Copy nothing but the text: reproduce each line of the listing exactly and leave the pictures out.

++++++

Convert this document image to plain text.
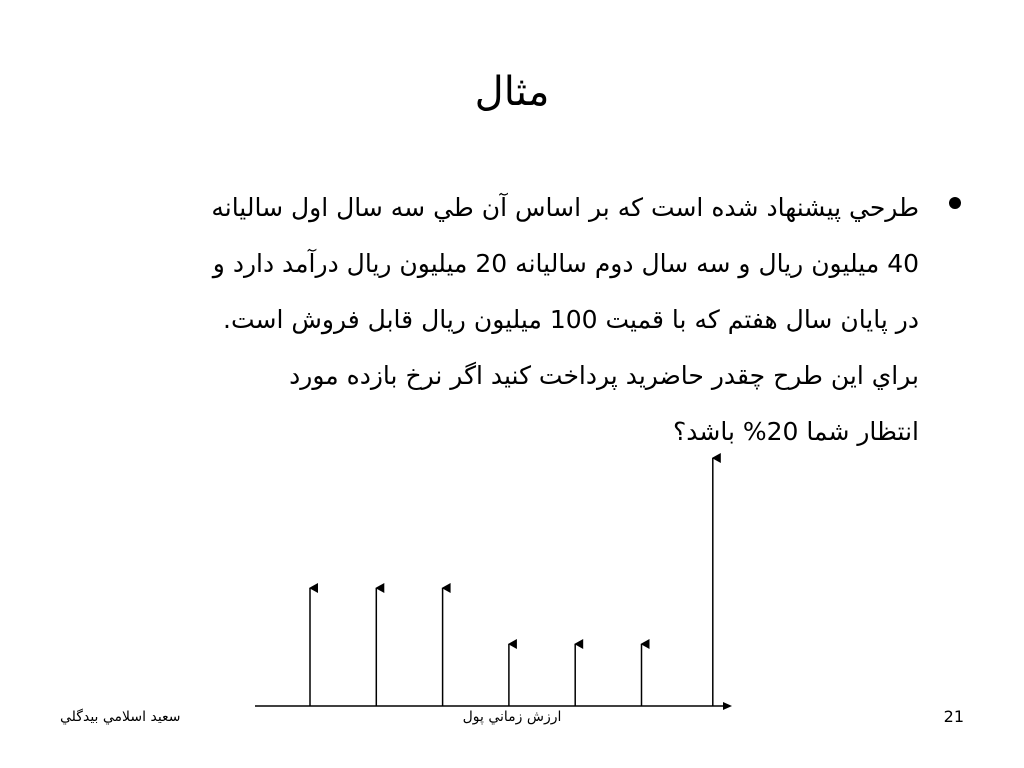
مثال
طرحي پيشنهاد شده است که بر اساس آن طي سه سال اول ساليانه
40 ميليون ريال و سه سال دوم ساليانه 20 ميليون ريال درآمد دارد و
در پايان سال هفتم که با قميت 100 ميليون ريال قابل فروش است.
براي اين طرح چقدر حاضريد پرداخت کنيد اگر نرخ بازده مورد
انتظار شما 20% باشد؟
سعيد اسلامي بيدگلي	ارزش زماني پول	21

++++++

RESULT OF THE TASK
Convert this document image to plain text.
مثال
طرحي پيشنهاد شده است که بر اساس آن طي سه سال اول ساليانه
40 ميليون ريال و سه سال دوم ساليانه 20 ميليون ريال درآمد دارد و
در پايان سال هفتم که با قميت 100 ميليون ريال قابل فروش است.
براي اين طرح چقدر حاضريد پرداخت کنيد اگر نرخ بازده مورد
انتظار شما 20% باشد؟
سعيد اسلامي بيدگلي	ارزش زماني پول	21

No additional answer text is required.